# [Problem to solve]
Copy out the lines that include the word "this".

start

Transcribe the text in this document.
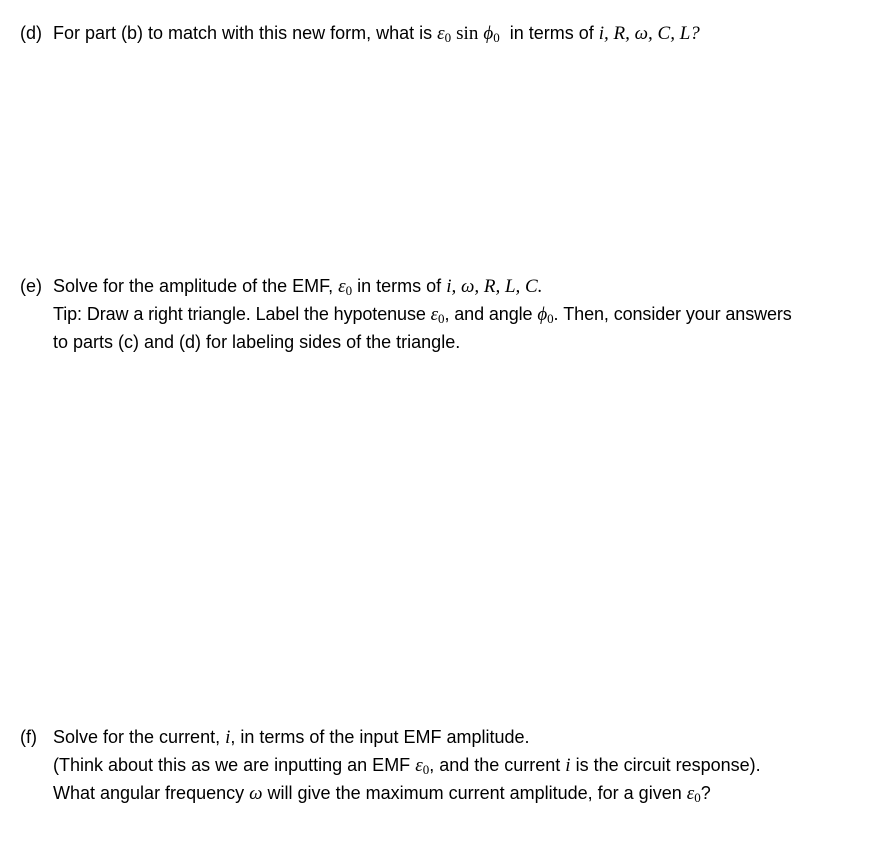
(d) For part (b) to match with this new form, what is $\varepsilon_0$ $\sin \phi_0$  in terms of i, R, ω, C, L?
(e) Solve for the amplitude of the EMF, $\varepsilon_0$ in terms of i, ω, R, L, C.
Tip: Draw a right triangle. Label the hypotenuse $\varepsilon_0$, and angle $\phi_0$. Then, consider your answers
to parts (c) and (d) for labeling sides of the triangle.
(f) Solve for the current, i, in terms of the input EMF amplitude.
(Think about this as we are inputting an EMF $\varepsilon_0$, and the current i is the circuit response).
What angular frequency ω will give the maximum current amplitude, for a given $\varepsilon_0$?
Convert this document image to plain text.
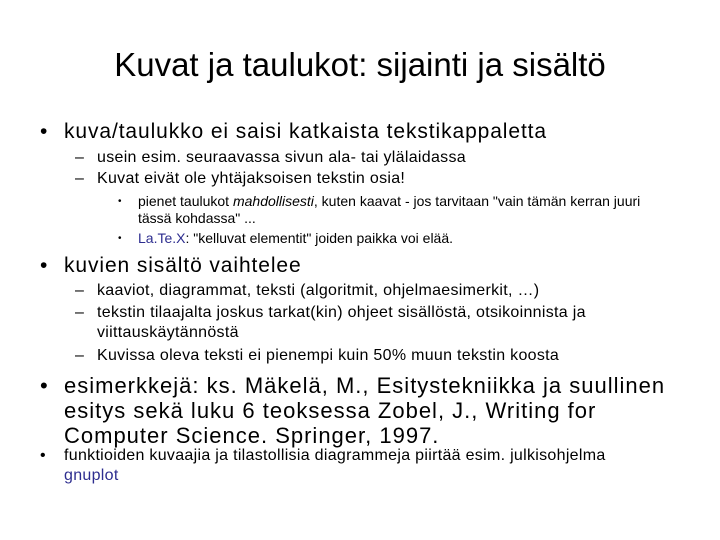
Kuvat ja taulukot: sijainti ja sisältö
• kuva/taulukko ei saisi katkaista tekstikappaletta
– usein esim. seuraavassa sivun ala- tai ylälaidassa
– Kuvat eivät ole yhtäjaksoisen tekstin osia!
•	pienet taulukot mahdollisesti, kuten kaavat - jos tarvitaan "vain tämän kerran juuri tässä kohdassa" ...
•	La.Te.X: "kelluvat elementit" joiden paikka voi elää.
• kuvien sisältö vaihtelee
– kaaviot, diagrammat, teksti (algoritmit, ohjelmaesimerkit, …)
– tekstin tilaajalta joskus tarkat(kin) ohjeet sisällöstä, otsikoinnista ja viittauskäytännöstä
– Kuvissa oleva teksti ei pienempi kuin 50% muun tekstin koosta
• esimerkkejä: ks. Mäkelä, M., Esitystekniikka ja suullinen esitys sekä luku 6 teoksessa Zobel, J., Writing for Computer Science. Springer, 1997.
•	funktioiden kuvaajia ja tilastollisia diagrammeja piirtää esim. julkisohjelma gnuplot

end

# [Result of the exercise]
Transcribe the text in this document.
(d) For part (b) to match with this new form, what is $\varepsilon_0$ $\sin \phi_0$  in terms of i, R, ω, C, L?
(Think about this as we are inputting an EMF $\varepsilon_0$, and the current i is the circuit response).
Convert this document image to plain text.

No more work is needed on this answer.